> **MATERIAL FOR THIS TASK**

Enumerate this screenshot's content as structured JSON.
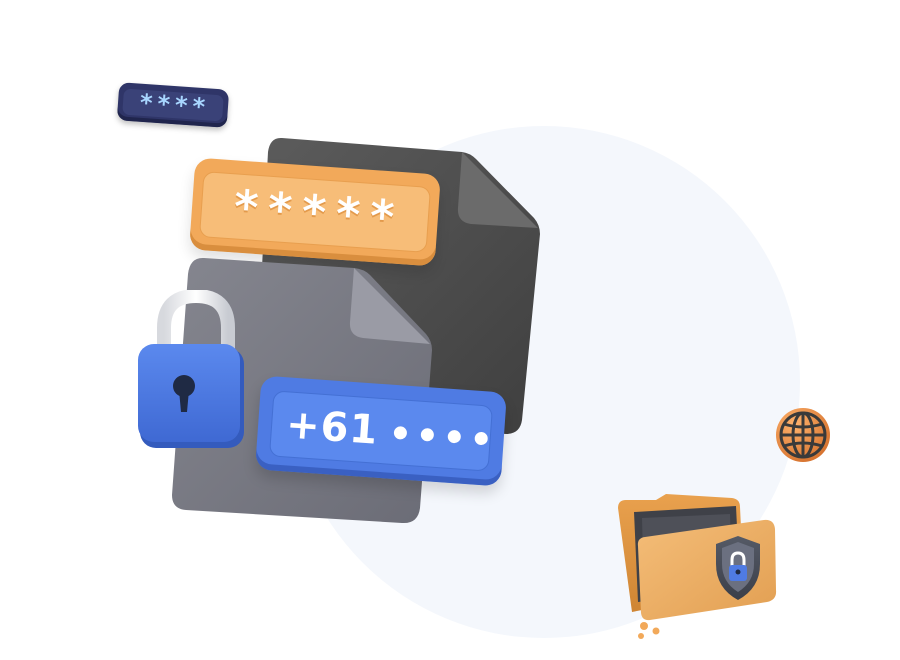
{
  "illustration": {
    "password_chip_small": {
      "mask": "****"
    },
    "password_chip_large": {
      "mask": "*****"
    },
    "phone_chip": {
      "prefix": "+61",
      "dot_count": 4
    },
    "icons": [
      "padlock-icon",
      "globe-icon",
      "folder-icon",
      "shield-lock-icon",
      "document-icon"
    ]
  },
  "colors": {
    "background": "#ffffff",
    "circle": "#f4f7fc",
    "dark_doc": "#505050",
    "gray_doc": "#7a7b86",
    "orange": "#f2a95a",
    "blue": "#4f7be3",
    "navy": "#2f3568",
    "mask_text": "#a8d6ff"
  }
}
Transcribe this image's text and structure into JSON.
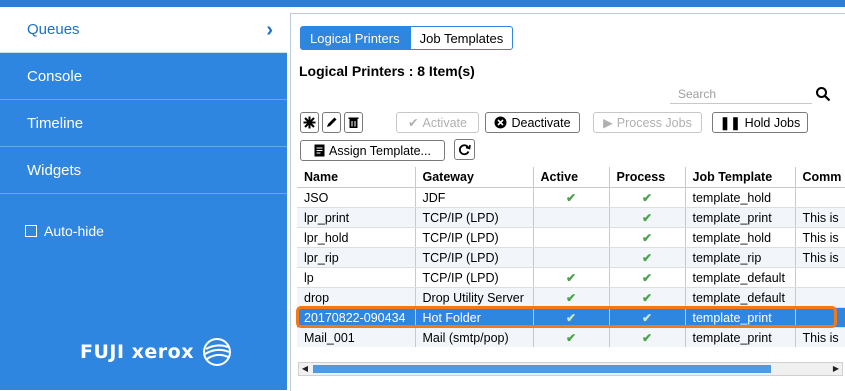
{
  "sidebar": {
    "items": [
      {
        "label": "Queues",
        "active": true
      },
      {
        "label": "Console",
        "active": false
      },
      {
        "label": "Timeline",
        "active": false
      },
      {
        "label": "Widgets",
        "active": false
      }
    ],
    "autohide_label": "Auto-hide",
    "logo_text": "FUJI xerox"
  },
  "tabs": [
    {
      "label": "Logical Printers",
      "selected": true
    },
    {
      "label": "Job Templates",
      "selected": false
    }
  ],
  "heading": "Logical Printers : 8 Item(s)",
  "search": {
    "placeholder": "Search",
    "value": ""
  },
  "toolbar": {
    "activate": "Activate",
    "deactivate": "Deactivate",
    "process_jobs": "Process Jobs",
    "hold_jobs": "Hold Jobs",
    "assign_template": "Assign Template..."
  },
  "table": {
    "columns": [
      "Name",
      "Gateway",
      "Active",
      "Process",
      "Job Template",
      "Comm"
    ],
    "rows": [
      {
        "name": "JSO",
        "gateway": "JDF",
        "active": true,
        "process": true,
        "template": "template_hold",
        "comment": ""
      },
      {
        "name": "lpr_print",
        "gateway": "TCP/IP (LPD)",
        "active": false,
        "process": true,
        "template": "template_print",
        "comment": "This is"
      },
      {
        "name": "lpr_hold",
        "gateway": "TCP/IP (LPD)",
        "active": false,
        "process": true,
        "template": "template_hold",
        "comment": "This is"
      },
      {
        "name": "lpr_rip",
        "gateway": "TCP/IP (LPD)",
        "active": false,
        "process": true,
        "template": "template_rip",
        "comment": "This is"
      },
      {
        "name": "lp",
        "gateway": "TCP/IP (LPD)",
        "active": true,
        "process": true,
        "template": "template_default",
        "comment": ""
      },
      {
        "name": "drop",
        "gateway": "Drop Utility Server",
        "active": true,
        "process": true,
        "template": "template_default",
        "comment": ""
      },
      {
        "name": "20170822-090434",
        "gateway": "Hot Folder",
        "active": true,
        "process": true,
        "template": "template_print",
        "comment": "",
        "selected": true
      },
      {
        "name": "Mail_001",
        "gateway": "Mail (smtp/pop)",
        "active": true,
        "process": true,
        "template": "template_print",
        "comment": "This is"
      }
    ]
  },
  "colors": {
    "accent": "#2f86e0",
    "highlight": "#f07a17",
    "check": "#4aa34a"
  },
  "icons": [
    "chevron-right-icon",
    "search-icon",
    "new-icon",
    "edit-icon",
    "delete-icon",
    "check-icon",
    "cancel-circle-icon",
    "play-icon",
    "pause-icon",
    "template-icon",
    "refresh-icon"
  ]
}
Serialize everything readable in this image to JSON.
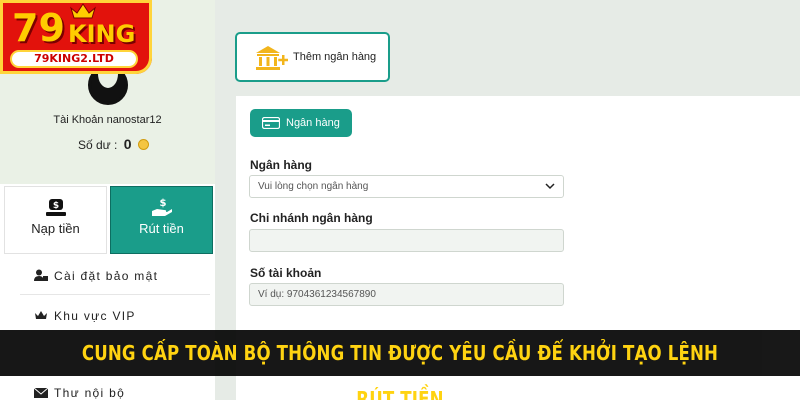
{
  "logo": {
    "brand_number": "79",
    "brand_word": "KING",
    "domain": "79KING2.LTD"
  },
  "profile": {
    "account_label": "Tài Khoản nanostar12",
    "balance_label": "Số dư :",
    "balance_value": "0"
  },
  "actions": {
    "deposit_label": "Nạp tiền",
    "withdraw_label": "Rút tiền"
  },
  "menu": {
    "items": [
      {
        "label": "Cài đặt bảo mật",
        "icon": "user-lock-icon"
      },
      {
        "label": "Khu vực VIP",
        "icon": "vip-crown-icon"
      },
      {
        "label": "Thư nội bộ",
        "icon": "mail-icon"
      }
    ]
  },
  "main": {
    "add_bank_label": "Thêm ngân hàng",
    "tab_label": "Ngân hàng",
    "fields": {
      "bank": {
        "label": "Ngân hàng",
        "value": "Vui lòng chọn ngân hàng"
      },
      "branch": {
        "label": "Chi nhánh ngân hàng",
        "value": ""
      },
      "account_no": {
        "label": "Số tài khoản",
        "placeholder": "Ví dụ:  9704361234567890"
      }
    }
  },
  "banner": {
    "text": "CUNG CẤP TOÀN BỘ THÔNG TIN ĐƯỢC YÊU CẦU ĐỂ KHỞI TẠO LỆNH RÚT TIỀN"
  },
  "colors": {
    "accent": "#1a9d8a",
    "banner_text": "#ffd000",
    "logo_red": "#e2120c"
  }
}
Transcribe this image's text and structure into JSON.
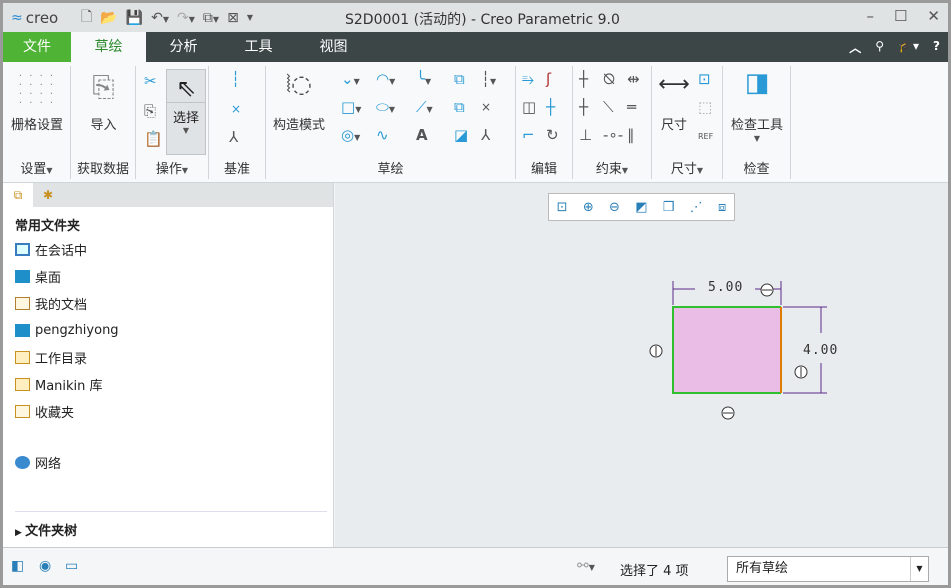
{
  "app": {
    "logo": "creo",
    "title": "S2D0001 (活动的) - Creo Parametric 9.0"
  },
  "tabs": [
    {
      "label": "文件"
    },
    {
      "label": "草绘"
    },
    {
      "label": "分析"
    },
    {
      "label": "工具"
    },
    {
      "label": "视图"
    }
  ],
  "ribbon": {
    "grid_settings": "栅格设置",
    "import": "导入",
    "select": "选择",
    "construction_mode": "构造模式",
    "dimension": "尺寸",
    "inspect_tools": "检查工具",
    "groups": {
      "settings": "设置",
      "get_data": "获取数据",
      "operations": "操作",
      "datum": "基准",
      "sketch": "草绘",
      "edit": "编辑",
      "constrain": "约束",
      "dimension": "尺寸",
      "inspect": "检查"
    }
  },
  "left": {
    "heading": "常用文件夹",
    "items": [
      {
        "label": "在会话中"
      },
      {
        "label": "桌面"
      },
      {
        "label": "我的文档"
      },
      {
        "label": "pengzhiyong"
      },
      {
        "label": "工作目录"
      },
      {
        "label": "Manikin 库"
      },
      {
        "label": "收藏夹"
      },
      {
        "label": "网络"
      }
    ],
    "folder_tree": "文件夹树"
  },
  "sketch": {
    "width_dim": "5.00",
    "height_dim": "4.00",
    "fill": "#e9bde6",
    "edge": "#2fbf2f",
    "selected_edge": "#e07a00"
  },
  "status": {
    "selection": "选择了 4 项",
    "filter": "所有草绘"
  }
}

> **TASK GOAL**
Reproduce the listing exactly. Leave its pictures out.

> **OUTPUT BELOW**
Enumerate this screenshot's content as structured JSON.
{
  "illustration": {
    "password_chip_small": {
      "mask": "****"
    },
    "password_chip_large": {
      "mask": "*****"
    },
    "phone_chip": {
      "prefix": "+61",
      "dot_count": 4
    },
    "icons": [
      "padlock-icon",
      "globe-icon",
      "folder-icon",
      "shield-lock-icon",
      "document-icon"
    ]
  },
  "colors": {
    "background": "#ffffff",
    "circle": "#f4f7fc",
    "dark_doc": "#505050",
    "gray_doc": "#7a7b86",
    "orange": "#f2a95a",
    "blue": "#4f7be3",
    "navy": "#2f3568",
    "mask_text": "#a8d6ff"
  }
}
Transcribe this image's text and structure into JSON.
{
  "sidebar": {
    "items": [
      {
        "label": "Queues",
        "active": true
      },
      {
        "label": "Console",
        "active": false
      },
      {
        "label": "Timeline",
        "active": false
      },
      {
        "label": "Widgets",
        "active": false
      }
    ],
    "autohide_label": "Auto-hide",
    "logo_text": "FUJI xerox"
  },
  "tabs": [
    {
      "label": "Logical Printers",
      "selected": true
    },
    {
      "label": "Job Templates",
      "selected": false
    }
  ],
  "heading": "Logical Printers : 8 Item(s)",
  "search": {
    "placeholder": "Search",
    "value": ""
  },
  "toolbar": {
    "activate": "Activate",
    "deactivate": "Deactivate",
    "process_jobs": "Process Jobs",
    "hold_jobs": "Hold Jobs",
    "assign_template": "Assign Template..."
  },
  "table": {
    "columns": [
      "Name",
      "Gateway",
      "Active",
      "Process",
      "Job Template",
      "Comm"
    ],
    "rows": [
      {
        "name": "JSO",
        "gateway": "JDF",
        "active": true,
        "process": true,
        "template": "template_hold",
        "comment": ""
      },
      {
        "name": "lpr_print",
        "gateway": "TCP/IP (LPD)",
        "active": false,
        "process": true,
        "template": "template_print",
        "comment": "This is"
      },
      {
        "name": "lpr_hold",
        "gateway": "TCP/IP (LPD)",
        "active": false,
        "process": true,
        "template": "template_hold",
        "comment": "This is"
      },
      {
        "name": "lpr_rip",
        "gateway": "TCP/IP (LPD)",
        "active": false,
        "process": true,
        "template": "template_rip",
        "comment": "This is"
      },
      {
        "name": "lp",
        "gateway": "TCP/IP (LPD)",
        "active": true,
        "process": true,
        "template": "template_default",
        "comment": ""
      },
      {
        "name": "drop",
        "gateway": "Drop Utility Server",
        "active": true,
        "process": true,
        "template": "template_default",
        "comment": ""
      },
      {
        "name": "20170822-090434",
        "gateway": "Hot Folder",
        "active": true,
        "process": true,
        "template": "template_print",
        "comment": "",
        "selected": true
      },
      {
        "name": "Mail_001",
        "gateway": "Mail (smtp/pop)",
        "active": true,
        "process": true,
        "template": "template_print",
        "comment": "This is"
      }
    ]
  },
  "colors": {
    "accent": "#2f86e0",
    "highlight": "#f07a17",
    "check": "#4aa34a"
  },
  "icons": [
    "chevron-right-icon",
    "search-icon",
    "new-icon",
    "edit-icon",
    "delete-icon",
    "check-icon",
    "cancel-circle-icon",
    "play-icon",
    "pause-icon",
    "template-icon",
    "refresh-icon"
  ]
}
Serialize everything readable in this image to JSON.
{
  "logo": {
    "brand_number": "79",
    "brand_word": "KING",
    "domain": "79KING2.LTD"
  },
  "profile": {
    "account_label": "Tài Khoản nanostar12",
    "balance_label": "Số dư :",
    "balance_value": "0"
  },
  "actions": {
    "deposit_label": "Nạp tiền",
    "withdraw_label": "Rút tiền"
  },
  "menu": {
    "items": [
      {
        "label": "Cài đặt bảo mật",
        "icon": "user-lock-icon"
      },
      {
        "label": "Khu vực VIP",
        "icon": "vip-crown-icon"
      },
      {
        "label": "Thư nội bộ",
        "icon": "mail-icon"
      }
    ]
  },
  "main": {
    "add_bank_label": "Thêm ngân hàng",
    "tab_label": "Ngân hàng",
    "fields": {
      "bank": {
        "label": "Ngân hàng",
        "value": "Vui lòng chọn ngân hàng"
      },
      "branch": {
        "label": "Chi nhánh ngân hàng",
        "value": ""
      },
      "account_no": {
        "label": "Số tài khoản",
        "placeholder": "Ví dụ:  9704361234567890"
      }
    }
  },
  "banner": {
    "text": "CUNG CẤP TOÀN BỘ THÔNG TIN ĐƯỢC YÊU CẦU ĐỂ KHỞI TẠO LỆNH RÚT TIỀN"
  },
  "colors": {
    "accent": "#1a9d8a",
    "banner_text": "#ffd000",
    "logo_red": "#e2120c"
  }
}
Transcribe this image's text and structure into JSON.
{
  "app": {
    "logo": "creo",
    "title": "S2D0001 (活动的) - Creo Parametric 9.0"
  },
  "tabs": [
    {
      "label": "文件"
    },
    {
      "label": "草绘"
    },
    {
      "label": "分析"
    },
    {
      "label": "工具"
    },
    {
      "label": "视图"
    }
  ],
  "ribbon": {
    "grid_settings": "栅格设置",
    "import": "导入",
    "select": "选择",
    "construction_mode": "构造模式",
    "dimension": "尺寸",
    "inspect_tools": "检查工具",
    "groups": {
      "settings": "设置",
      "get_data": "获取数据",
      "operations": "操作",
      "datum": "基准",
      "sketch": "草绘",
      "edit": "编辑",
      "constrain": "约束",
      "dimension": "尺寸",
      "inspect": "检查"
    }
  },
  "left": {
    "heading": "常用文件夹",
    "items": [
      {
        "label": "在会话中"
      },
      {
        "label": "桌面"
      },
      {
        "label": "我的文档"
      },
      {
        "label": "pengzhiyong"
      },
      {
        "label": "工作目录"
      },
      {
        "label": "Manikin 库"
      },
      {
        "label": "收藏夹"
      },
      {
        "label": "网络"
      }
    ],
    "folder_tree": "文件夹树"
  },
  "sketch": {
    "width_dim": "5.00",
    "height_dim": "4.00",
    "fill": "#e9bde6",
    "edge": "#2fbf2f",
    "selected_edge": "#e07a00"
  },
  "status": {
    "selection": "选择了 4 项",
    "filter": "所有草绘"
  }
}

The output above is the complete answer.